--- START Document ---

You are viewing a plain text version of this content. The canonical link for it is here.

Posted to user@hbase.apache.org by James Pettyjohn <ja...@scientology.net> on 2013/12/03 02:21:55 UTC

Makes search indexes

Hi, general strategy and schemata approach question.

I've got a lot of different data in a relational db I'm trying to make
searchable. One thing for example is searching for people by email
address. I have 6 tables that might be, 10s of millions of records
and none of it standardized. So it's mixed case and may have multiple
emails in one field or something which isn't an email address at all.

To do that as a one off isn't too bad but the data will be added to,
and PKs will get phased out and split into multiple PKs etc. Also I
want this on a number of other fields too that will need different
transformations applied to the data and come from their own set of
tables.

I could do this a number of ways but I'm not satisfied with any of them
and I don't think that such a generic proposition has no tools already
somewhat suited for this task.

The best tools for this may not be HBase but I'd like to
put my HBase cluster to work on this and have it available to
MR jobs.

Best, James

Re: Makes search indexes

Posted by Wukang Lin <vb...@gmail.com>.

Hi James,
  it seems a problem of search for non-standardized documents, I think solr
(or some like this) may meet your requires.
  good luck.


2013/12/3 James Pettyjohn <ja...@scientology.net>

> Hi, general strategy and schemata approach question.
>
> I've got a lot of different data in a relational db I'm trying to make
> searchable. One thing for example is searching for people by email
> address. I have 6 tables that might be, 10s of millions of records
> and none of it standardized. So it's mixed case and may have multiple
> emails in one field or something which isn't an email address at all.
>
> To do that as a one off isn't too bad but the data will be added to,
> and PKs will get phased out and split into multiple PKs etc. Also I
> want this on a number of other fields too that will need different
> transformations applied to the data and come from their own set of
> tables.
>
> I could do this a number of ways but I'm not satisfied with any of them
> and I don't think that such a generic proposition has no tools already
> somewhat suited for this task.
>
> The best tools for this may not be HBase but I'd like to
> put my HBase cluster to work on this and have it available to
> MR jobs.
>
> Best, James
>

--- END Document ---
--- START Records to process ---

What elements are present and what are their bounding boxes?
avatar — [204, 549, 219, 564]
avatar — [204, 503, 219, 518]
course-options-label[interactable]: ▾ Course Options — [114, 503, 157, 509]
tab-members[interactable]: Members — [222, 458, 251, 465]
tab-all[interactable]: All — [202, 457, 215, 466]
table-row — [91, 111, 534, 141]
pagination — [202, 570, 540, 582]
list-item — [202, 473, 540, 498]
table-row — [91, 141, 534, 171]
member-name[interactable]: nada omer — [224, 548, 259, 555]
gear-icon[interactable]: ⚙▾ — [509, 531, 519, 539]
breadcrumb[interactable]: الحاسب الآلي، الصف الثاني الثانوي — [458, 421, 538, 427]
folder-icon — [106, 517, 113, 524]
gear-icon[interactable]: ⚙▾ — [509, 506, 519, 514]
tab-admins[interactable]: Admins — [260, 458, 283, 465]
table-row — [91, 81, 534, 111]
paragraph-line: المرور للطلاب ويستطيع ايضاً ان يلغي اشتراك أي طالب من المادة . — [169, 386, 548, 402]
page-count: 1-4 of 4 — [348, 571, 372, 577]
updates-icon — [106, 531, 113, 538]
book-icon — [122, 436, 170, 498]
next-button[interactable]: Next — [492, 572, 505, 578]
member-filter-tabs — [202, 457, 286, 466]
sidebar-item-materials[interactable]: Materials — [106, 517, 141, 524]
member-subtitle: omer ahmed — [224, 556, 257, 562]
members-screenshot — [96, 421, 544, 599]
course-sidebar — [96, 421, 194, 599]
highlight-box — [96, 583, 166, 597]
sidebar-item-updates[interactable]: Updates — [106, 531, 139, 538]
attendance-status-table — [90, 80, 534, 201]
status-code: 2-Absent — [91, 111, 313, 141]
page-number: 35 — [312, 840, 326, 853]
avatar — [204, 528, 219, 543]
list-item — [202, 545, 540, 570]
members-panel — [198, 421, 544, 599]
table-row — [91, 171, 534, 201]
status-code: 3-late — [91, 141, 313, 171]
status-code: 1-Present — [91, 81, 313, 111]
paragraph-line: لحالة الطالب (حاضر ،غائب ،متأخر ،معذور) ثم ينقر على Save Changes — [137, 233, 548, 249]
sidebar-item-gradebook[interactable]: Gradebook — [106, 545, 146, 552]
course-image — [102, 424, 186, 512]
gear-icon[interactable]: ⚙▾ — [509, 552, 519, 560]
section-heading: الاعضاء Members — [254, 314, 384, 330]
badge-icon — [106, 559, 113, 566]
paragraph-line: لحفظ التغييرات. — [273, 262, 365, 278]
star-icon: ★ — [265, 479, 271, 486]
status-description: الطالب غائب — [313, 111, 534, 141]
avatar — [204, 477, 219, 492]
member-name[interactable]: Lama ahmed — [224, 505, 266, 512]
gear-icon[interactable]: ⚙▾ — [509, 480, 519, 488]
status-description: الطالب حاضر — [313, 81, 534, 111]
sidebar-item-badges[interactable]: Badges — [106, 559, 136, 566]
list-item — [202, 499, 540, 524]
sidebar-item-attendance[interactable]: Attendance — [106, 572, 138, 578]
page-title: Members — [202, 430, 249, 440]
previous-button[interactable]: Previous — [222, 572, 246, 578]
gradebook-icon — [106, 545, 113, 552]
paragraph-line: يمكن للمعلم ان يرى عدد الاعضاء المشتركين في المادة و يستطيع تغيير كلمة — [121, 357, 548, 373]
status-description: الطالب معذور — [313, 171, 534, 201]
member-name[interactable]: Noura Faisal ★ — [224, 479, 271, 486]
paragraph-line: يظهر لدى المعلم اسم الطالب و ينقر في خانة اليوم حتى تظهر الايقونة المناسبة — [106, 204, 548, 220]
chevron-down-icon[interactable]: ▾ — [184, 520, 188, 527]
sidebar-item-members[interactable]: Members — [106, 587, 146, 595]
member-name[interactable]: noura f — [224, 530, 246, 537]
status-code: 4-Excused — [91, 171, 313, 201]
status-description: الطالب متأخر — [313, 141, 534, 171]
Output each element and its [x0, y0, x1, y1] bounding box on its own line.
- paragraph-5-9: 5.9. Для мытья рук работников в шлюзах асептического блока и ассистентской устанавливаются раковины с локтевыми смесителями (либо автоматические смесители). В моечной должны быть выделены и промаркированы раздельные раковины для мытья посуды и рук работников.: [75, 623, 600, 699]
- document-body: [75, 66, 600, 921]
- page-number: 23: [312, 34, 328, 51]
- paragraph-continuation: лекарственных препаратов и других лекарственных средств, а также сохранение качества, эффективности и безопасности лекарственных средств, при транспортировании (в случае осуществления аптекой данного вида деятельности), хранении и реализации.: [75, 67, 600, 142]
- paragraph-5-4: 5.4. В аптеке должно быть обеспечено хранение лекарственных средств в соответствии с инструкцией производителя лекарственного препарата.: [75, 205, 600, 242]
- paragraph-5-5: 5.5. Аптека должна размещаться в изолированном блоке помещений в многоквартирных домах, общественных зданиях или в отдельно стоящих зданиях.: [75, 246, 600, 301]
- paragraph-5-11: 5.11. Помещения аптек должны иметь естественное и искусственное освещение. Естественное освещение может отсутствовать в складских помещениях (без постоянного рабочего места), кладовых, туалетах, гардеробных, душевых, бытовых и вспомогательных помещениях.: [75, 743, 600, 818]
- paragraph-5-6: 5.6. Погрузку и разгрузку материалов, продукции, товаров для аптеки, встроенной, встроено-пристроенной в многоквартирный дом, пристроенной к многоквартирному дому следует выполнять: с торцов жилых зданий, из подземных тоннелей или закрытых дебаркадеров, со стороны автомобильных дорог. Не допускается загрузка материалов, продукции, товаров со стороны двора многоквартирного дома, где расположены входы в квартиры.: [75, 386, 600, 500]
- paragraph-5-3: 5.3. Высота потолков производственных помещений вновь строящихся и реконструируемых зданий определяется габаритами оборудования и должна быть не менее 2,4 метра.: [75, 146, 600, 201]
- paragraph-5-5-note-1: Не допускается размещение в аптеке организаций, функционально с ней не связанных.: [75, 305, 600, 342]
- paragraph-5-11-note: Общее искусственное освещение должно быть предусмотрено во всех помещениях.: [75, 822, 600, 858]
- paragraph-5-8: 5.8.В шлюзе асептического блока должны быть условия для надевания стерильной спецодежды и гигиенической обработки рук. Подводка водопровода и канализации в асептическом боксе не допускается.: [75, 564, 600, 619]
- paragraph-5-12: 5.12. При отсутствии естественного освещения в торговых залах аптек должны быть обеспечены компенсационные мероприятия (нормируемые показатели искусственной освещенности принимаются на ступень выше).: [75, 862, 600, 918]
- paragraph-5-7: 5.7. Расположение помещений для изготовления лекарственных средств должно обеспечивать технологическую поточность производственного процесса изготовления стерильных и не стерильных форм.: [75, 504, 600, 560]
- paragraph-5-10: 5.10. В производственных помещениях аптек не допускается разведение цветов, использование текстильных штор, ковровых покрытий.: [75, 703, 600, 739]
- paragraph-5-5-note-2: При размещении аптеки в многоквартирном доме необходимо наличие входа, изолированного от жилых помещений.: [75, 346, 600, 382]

--- END Records to process ---

The tasks.
(a) Answer these questions about the mailing-list thread:
(i) How many tables might hold the email data that the first post describes?
(ii) Which tool does the reply suggest?
(iii) To which jobs does the poster want the HBase cluster available?
(b) Can you lay out the records as a Markdown table with the columns Number and Record line, starting with the first line of the records and going on through the line containing "star-icon: ★ — [265, 479, 271, 486]"? Leave out any blank lines.

Answers per task.
(a)
(i) 6 tables
(ii) solr
(iii) MR jobs

(b)
| Number | Record line |
|---|---|
| 1 | What elements are present and what are their bounding boxes? |
| 2 | avatar — [204, 549, 219, 564] |
| 3 | avatar — [204, 503, 219, 518] |
| 4 | course-options-label[interactable]: ▾ Course Options — [114, 503, 157, 509] |
| 5 | tab-members[interactable]: Members — [222, 458, 251, 465] |
| 6 | tab-all[interactable]: All — [202, 457, 215, 466] |
| 7 | table-row — [91, 111, 534, 141] |
| 8 | pagination — [202, 570, 540, 582] |
| 9 | list-item — [202, 473, 540, 498] |
| 10 | table-row — [91, 141, 534, 171] |
| 11 | member-name[interactable]: nada omer — [224, 548, 259, 555] |
| 12 | gear-icon[interactable]: ⚙▾ — [509, 531, 519, 539] |
| 13 | breadcrumb[interactable]: الحاسب الآلي، الصف الثاني الثانوي — [458, 421, 538, 427] |
| 14 | folder-icon — [106, 517, 113, 524] |
| 15 | gear-icon[interactable]: ⚙▾ — [509, 506, 519, 514] |
| 16 | tab-admins[interactable]: Admins — [260, 458, 283, 465] |
| 17 | table-row — [91, 81, 534, 111] |
| 18 | paragraph-line: المرور للطلاب ويستطيع ايضاً ان يلغي اشتراك أي طالب من المادة . — [169, 386, 548, 402] |
| 19 | page-count: 1-4 of 4 — [348, 571, 372, 577] |
| 20 | updates-icon — [106, 531, 113, 538] |
| 21 | book-icon — [122, 436, 170, 498] |
| 22 | next-button[interactable]: Next — [492, 572, 505, 578] |
| 23 | member-filter-tabs — [202, 457, 286, 466] |
| 24 | sidebar-item-materials[interactable]: Materials — [106, 517, 141, 524] |
| 25 | member-subtitle: omer ahmed — [224, 556, 257, 562] |
| 26 | members-screenshot — [96, 421, 544, 599] |
| 27 | course-sidebar — [96, 421, 194, 599] |
| 28 | highlight-box — [96, 583, 166, 597] |
| 29 | sidebar-item-updates[interactable]: Updates — [106, 531, 139, 538] |
| 30 | attendance-status-table — [90, 80, 534, 201] |
| 31 | status-code: 2-Absent — [91, 111, 313, 141] |
| 32 | page-number: 35 — [312, 840, 326, 853] |
| 33 | avatar — [204, 528, 219, 543] |
| 34 | list-item — [202, 545, 540, 570] |
| 35 | members-panel — [198, 421, 544, 599] |
| 36 | table-row — [91, 171, 534, 201] |
| 37 | status-code: 3-late — [91, 141, 313, 171] |
| 38 | status-code: 1-Present — [91, 81, 313, 111] |
| 39 | paragraph-line: لحالة الطالب (حاضر ،غائب ،متأخر ،معذور) ثم ينقر على Save Changes — [137, 233, 548, 249] |
| 40 | sidebar-item-gradebook[interactable]: Gradebook — [106, 545, 146, 552] |
| 41 | course-image — [102, 424, 186, 512] |
| 42 | gear-icon[interactable]: ⚙▾ — [509, 552, 519, 560] |
| 43 | section-heading: الاعضاء Members — [254, 314, 384, 330] |
| 44 | badge-icon — [106, 559, 113, 566] |
| 45 | paragraph-line: لحفظ التغييرات. — [273, 262, 365, 278] |
| 46 | star-icon: ★ — [265, 479, 271, 486] |